*YOUR INSTRUCTIONS:* Repeat the data word for word. Do not include the pictures.
#### EXTRACTED DATA
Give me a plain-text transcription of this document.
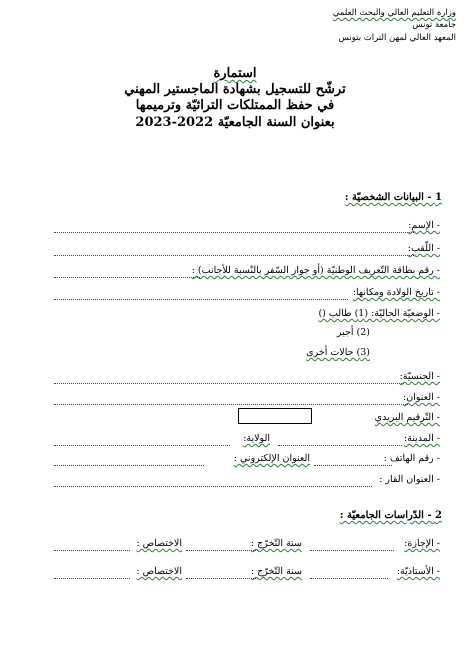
وزارة التعليم العالي والبحث العلمي
جامعة تونس
المعهد العالي لمهن التراث بتونس
استمارة
ترشّح للتسجيل بشهادة الماجستير المهني
في حفظ الممتلكات التراثيّة وترميمها
بعنوان السنة الجامعيّة 2022-2023
1 - البيانات الشخصيّة :
- الإسم:
- اللّقب:
- رقم بطاقة التّعريف الوطنيّة (أو جواز السّفر بالنّسبة للأجانب) :
- تاريخ الولادة ومكانها:
- الوضعيّة الحاليّة: (1) طالب ()
(2) أجير
(3) حالات أخرى
- الجنسيّة:
- العنوان:
- التّرقيم البريدي
- المدينة:
الولاية:
- رقم الهاتف :
العنوان الإلكتروني :
- العنوان القار :
2 - الدّراسات الجامعيّة :
- الإجازة:
سنة التّخرّج :
الاختصاص :
- الأستاذيّة:
سنة التّخرّج :
الاختصاص :
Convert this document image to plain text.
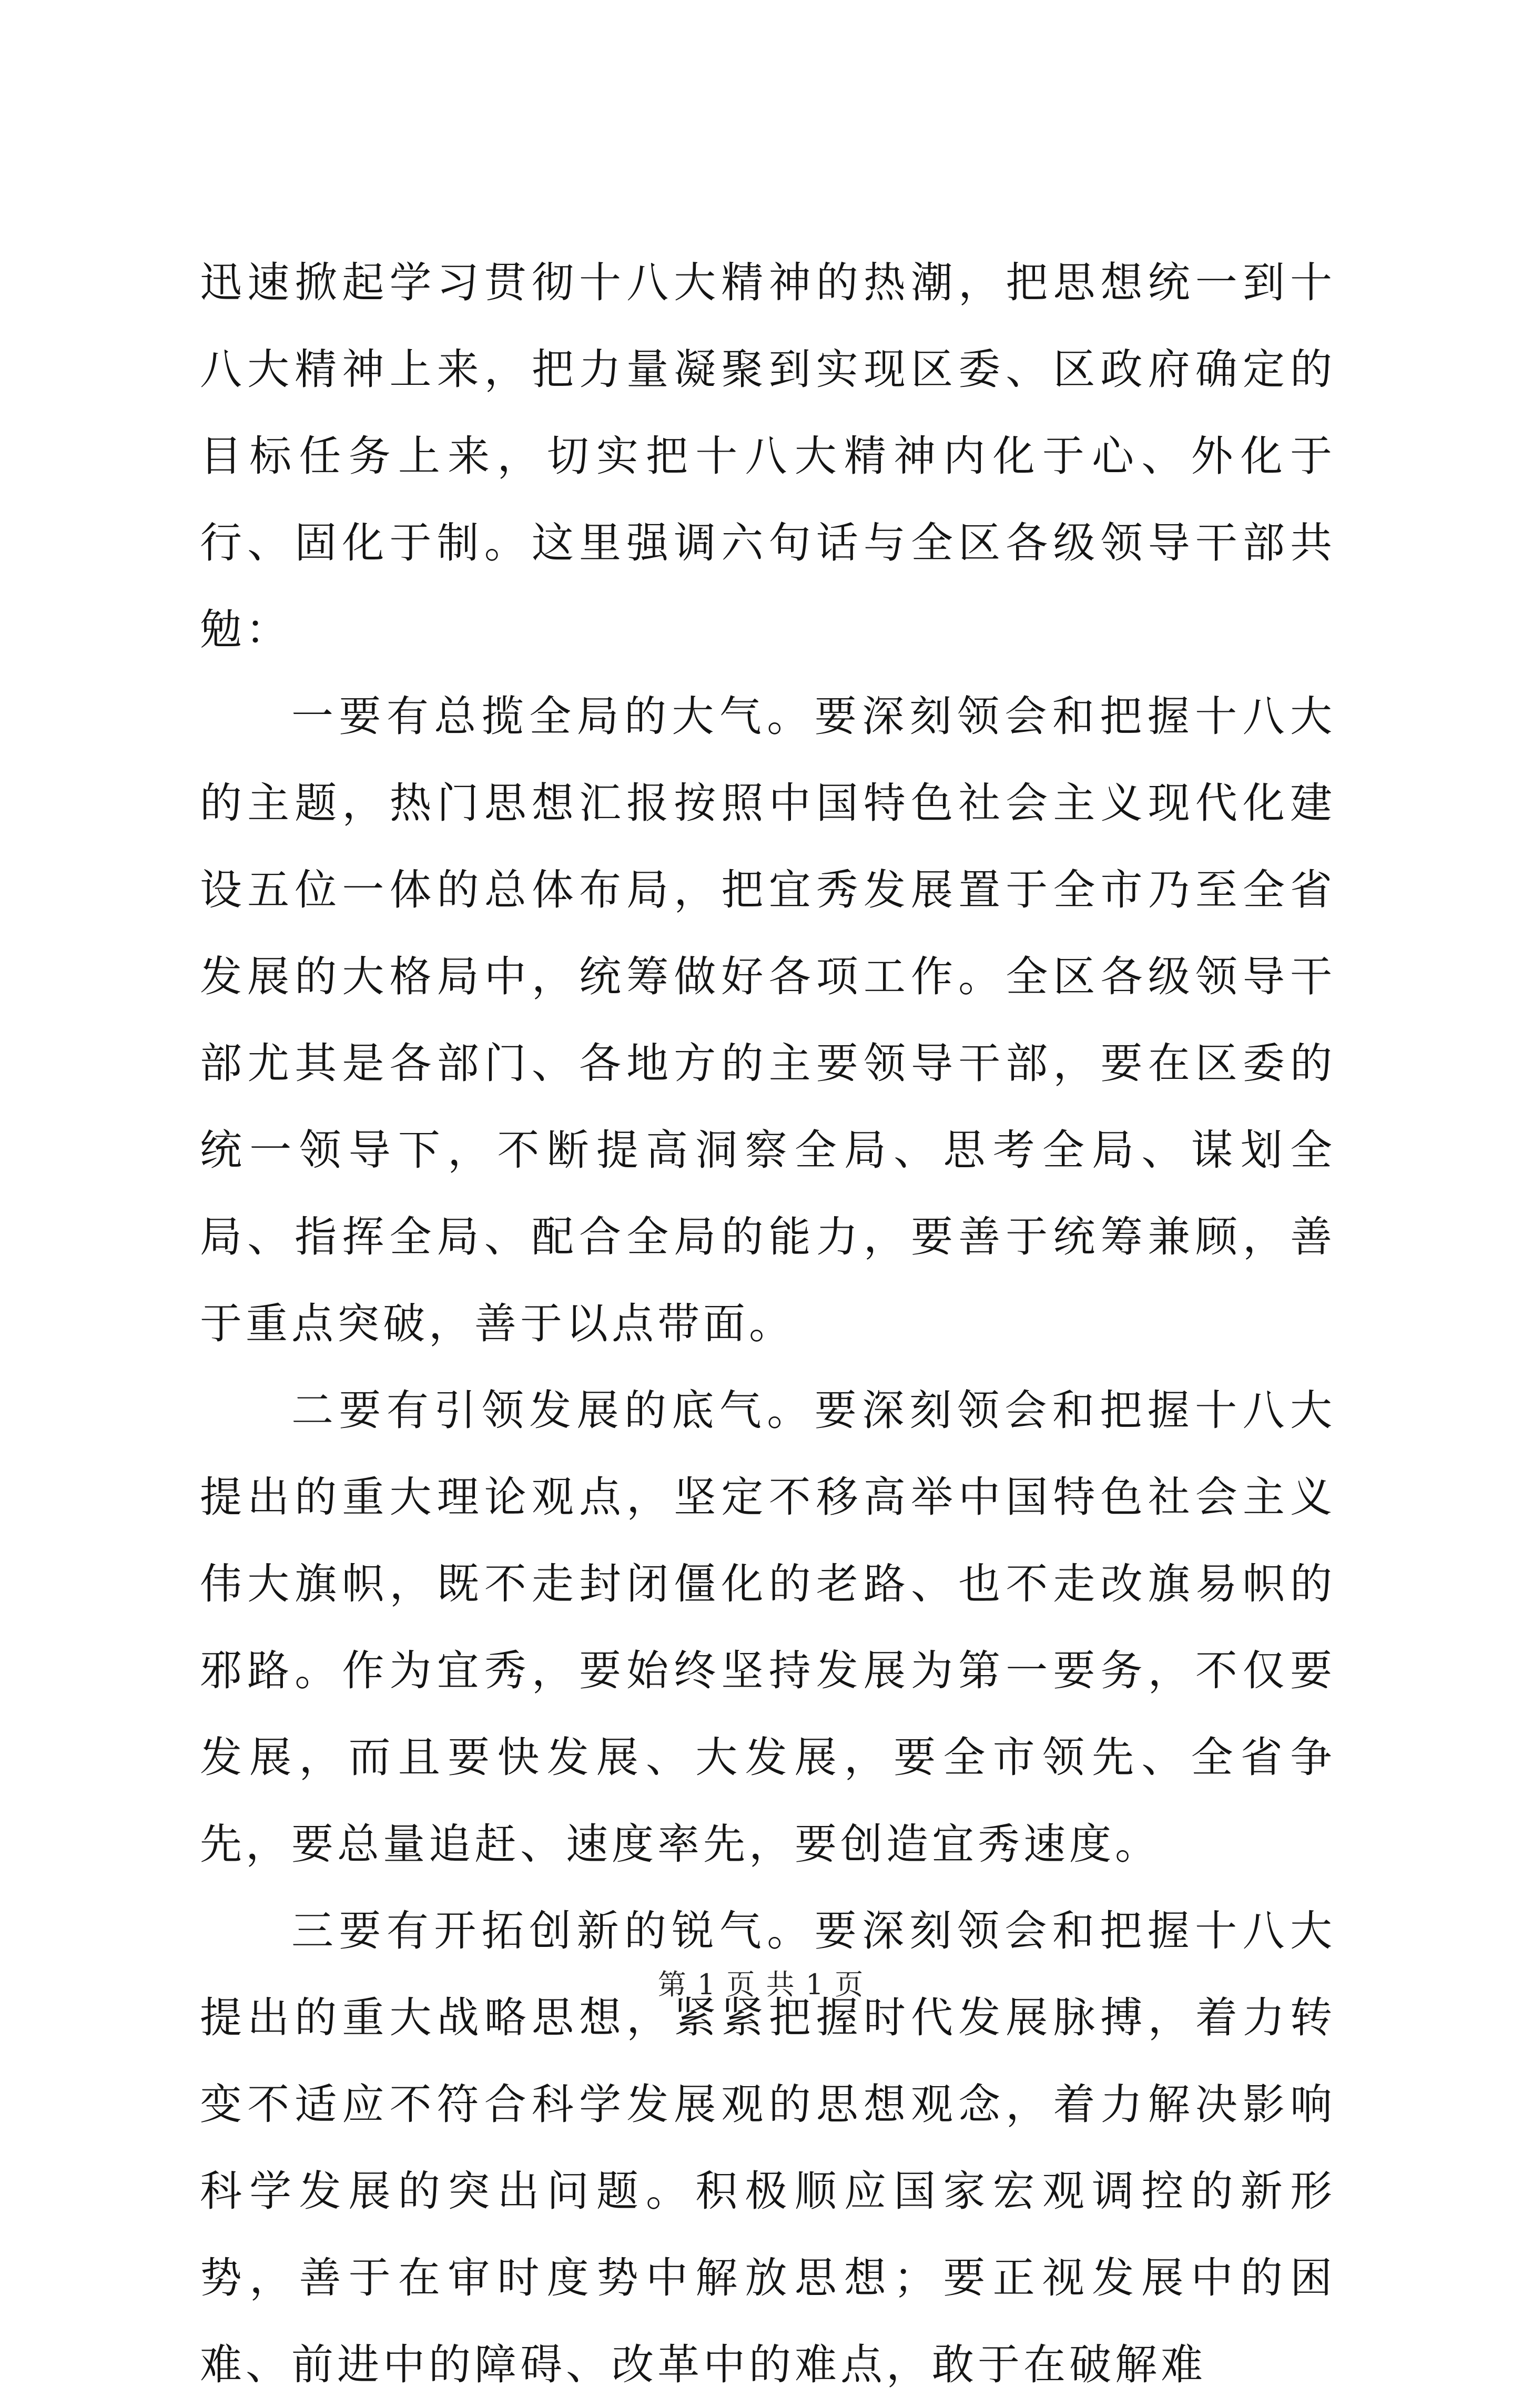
迅速掀起学习贯彻十八大精神的热潮，把思想统一到十八大精神上来，把力量凝聚到实现区委、区政府确定的目标任务上来，切实把十八大精神内化于心、外化于行、固化于制。这里强调六句话与全区各级领导干部共勉：

一要有总揽全局的大气。要深刻领会和把握十八大的主题，热门思想汇报按照中国特色社会主义现代化建设五位一体的总体布局，把宜秀发展置于全市乃至全省发展的大格局中，统筹做好各项工作。全区各级领导干部尤其是各部门、各地方的主要领导干部，要在区委的统一领导下，不断提高洞察全局、思考全局、谋划全局、指挥全局、配合全局的能力，要善于统筹兼顾，善于重点突破，善于以点带面。

二要有引领发展的底气。要深刻领会和把握十八大提出的重大理论观点，坚定不移高举中国特色社会主义伟大旗帜，既不走封闭僵化的老路、也不走改旗易帜的邪路。作为宜秀，要始终坚持发展为第一要务，不仅要发展，而且要快发展、大发展，要全市领先、全省争先，要总量追赶、速度率先，要创造宜秀速度。

三要有开拓创新的锐气。要深刻领会和把握十八大提出的重大战略思想，紧紧把握时代发展脉搏，着力转变不适应不符合科学发展观的思想观念，着力解决影响科学发展的突出问题。积极顺应国家宏观调控的新形势，善于在审时度势中解放思想；要正视发展中的困难、前进中的障碍、改革中的难点，敢于在破解难

第 1 页 共 1 页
########
*TASK SOLUTION:*
Give me a plain-text transcription of this document.
وزارة التعليم العالي والبحث العلمي
جامعة تونس
المعهد العالي لمهن التراث بتونس
استمارة
ترشّح للتسجيل بشهادة الماجستير المهني
في حفظ الممتلكات التراثيّة وترميمها
بعنوان السنة الجامعيّة 2022-2023
1 - البيانات الشخصيّة :
- الإسم:
- اللّقب:
- رقم بطاقة التّعريف الوطنيّة (أو جواز السّفر بالنّسبة للأجانب) :
- تاريخ الولادة ومكانها:
- الوضعيّة الحاليّة: (1) طالب ()
(2) أجير
(3) حالات أخرى
- الجنسيّة:
- العنوان:
- التّرقيم البريدي
- المدينة:
الولاية:
- رقم الهاتف :
العنوان الإلكتروني :
- العنوان القار :
2 - الدّراسات الجامعيّة :
- الإجازة:
سنة التّخرّج :
الاختصاص :
- الأستاذيّة:
سنة التّخرّج :
الاختصاص :
Convert this document image to plain text.
迅速掀起学习贯彻十八大精神的热潮，把思想统一到十八大精神上来，把力量凝聚到实现区委、区政府确定的目标任务上来，切实把十八大精神内化于心、外化于行、固化于制。这里强调六句话与全区各级领导干部共勉：

一要有总揽全局的大气。要深刻领会和把握十八大的主题，热门思想汇报按照中国特色社会主义现代化建设五位一体的总体布局，把宜秀发展置于全市乃至全省发展的大格局中，统筹做好各项工作。全区各级领导干部尤其是各部门、各地方的主要领导干部，要在区委的统一领导下，不断提高洞察全局、思考全局、谋划全局、指挥全局、配合全局的能力，要善于统筹兼顾，善于重点突破，善于以点带面。

二要有引领发展的底气。要深刻领会和把握十八大提出的重大理论观点，坚定不移高举中国特色社会主义伟大旗帜，既不走封闭僵化的老路、也不走改旗易帜的邪路。作为宜秀，要始终坚持发展为第一要务，不仅要发展，而且要快发展、大发展，要全市领先、全省争先，要总量追赶、速度率先，要创造宜秀速度。

三要有开拓创新的锐气。要深刻领会和把握十八大提出的重大战略思想，紧紧把握时代发展脉搏，着力转变不适应不符合科学发展观的思想观念，着力解决影响科学发展的突出问题。积极顺应国家宏观调控的新形势，善于在审时度势中解放思想；要正视发展中的困难、前进中的障碍、改革中的难点，敢于在破解难

第 1 页 共 1 页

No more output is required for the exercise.